• **Data entries**
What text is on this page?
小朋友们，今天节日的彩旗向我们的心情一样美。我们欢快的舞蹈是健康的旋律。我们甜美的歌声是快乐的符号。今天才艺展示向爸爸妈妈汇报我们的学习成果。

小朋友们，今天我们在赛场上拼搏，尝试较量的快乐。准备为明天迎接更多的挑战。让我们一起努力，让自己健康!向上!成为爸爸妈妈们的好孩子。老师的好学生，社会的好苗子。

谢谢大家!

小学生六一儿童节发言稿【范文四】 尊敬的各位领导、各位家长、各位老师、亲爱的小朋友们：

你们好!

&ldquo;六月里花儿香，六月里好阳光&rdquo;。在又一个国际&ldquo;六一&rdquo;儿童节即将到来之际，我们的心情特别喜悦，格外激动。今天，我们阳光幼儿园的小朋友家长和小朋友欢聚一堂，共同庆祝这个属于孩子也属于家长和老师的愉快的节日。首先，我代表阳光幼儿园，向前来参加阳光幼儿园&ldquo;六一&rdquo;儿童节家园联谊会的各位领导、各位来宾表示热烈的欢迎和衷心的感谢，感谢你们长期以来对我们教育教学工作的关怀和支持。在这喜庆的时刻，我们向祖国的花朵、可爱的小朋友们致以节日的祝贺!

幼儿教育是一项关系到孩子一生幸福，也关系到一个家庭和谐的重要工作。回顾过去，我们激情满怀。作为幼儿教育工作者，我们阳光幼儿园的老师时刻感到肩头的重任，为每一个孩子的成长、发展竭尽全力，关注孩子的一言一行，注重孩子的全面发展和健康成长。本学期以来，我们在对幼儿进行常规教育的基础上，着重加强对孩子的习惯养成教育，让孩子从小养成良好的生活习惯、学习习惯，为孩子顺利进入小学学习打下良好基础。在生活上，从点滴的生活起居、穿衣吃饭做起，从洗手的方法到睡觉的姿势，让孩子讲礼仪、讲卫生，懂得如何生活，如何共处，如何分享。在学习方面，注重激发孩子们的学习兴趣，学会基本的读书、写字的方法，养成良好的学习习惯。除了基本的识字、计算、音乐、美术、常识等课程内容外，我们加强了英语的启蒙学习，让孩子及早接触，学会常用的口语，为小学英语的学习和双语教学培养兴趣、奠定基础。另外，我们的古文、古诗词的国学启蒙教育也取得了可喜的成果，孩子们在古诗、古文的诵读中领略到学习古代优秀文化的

• **The exercise**
Reproduce the records word for word.

• **Result of the exercise**
What text is on this page?
小朋友们，今天节日的彩旗向我们的心情一样美。我们欢快的舞蹈是健康的旋律。我们甜美的歌声是快乐的符号。今天才艺展示向爸爸妈妈汇报我们的学习成果。

小朋友们，今天我们在赛场上拼搏，尝试较量的快乐。准备为明天迎接更多的挑战。让我们一起努力，让自己健康!向上!成为爸爸妈妈们的好孩子。老师的好学生，社会的好苗子。

谢谢大家!

小学生六一儿童节发言稿【范文四】 尊敬的各位领导、各位家长、各位老师、亲爱的小朋友们：

你们好!

&ldquo;六月里花儿香，六月里好阳光&rdquo;。在又一个国际&ldquo;六一&rdquo;儿童节即将到来之际，我们的心情特别喜悦，格外激动。今天，我们阳光幼儿园的小朋友家长和小朋友欢聚一堂，共同庆祝这个属于孩子也属于家长和老师的愉快的节日。首先，我代表阳光幼儿园，向前来参加阳光幼儿园&ldquo;六一&rdquo;儿童节家园联谊会的各位领导、各位来宾表示热烈的欢迎和衷心的感谢，感谢你们长期以来对我们教育教学工作的关怀和支持。在这喜庆的时刻，我们向祖国的花朵、可爱的小朋友们致以节日的祝贺!

幼儿教育是一项关系到孩子一生幸福，也关系到一个家庭和谐的重要工作。回顾过去，我们激情满怀。作为幼儿教育工作者，我们阳光幼儿园的老师时刻感到肩头的重任，为每一个孩子的成长、发展竭尽全力，关注孩子的一言一行，注重孩子的全面发展和健康成长。本学期以来，我们在对幼儿进行常规教育的基础上，着重加强对孩子的习惯养成教育，让孩子从小养成良好的生活习惯、学习习惯，为孩子顺利进入小学学习打下良好基础。在生活上，从点滴的生活起居、穿衣吃饭做起，从洗手的方法到睡觉的姿势，让孩子讲礼仪、讲卫生，懂得如何生活，如何共处，如何分享。在学习方面，注重激发孩子们的学习兴趣，学会基本的读书、写字的方法，养成良好的学习习惯。除了基本的识字、计算、音乐、美术、常识等课程内容外，我们加强了英语的启蒙学习，让孩子及早接触，学会常用的口语，为小学英语的学习和双语教学培养兴趣、奠定基础。另外，我们的古文、古诗词的国学启蒙教育也取得了可喜的成果，孩子们在古诗、古文的诵读中领略到学习古代优秀文化的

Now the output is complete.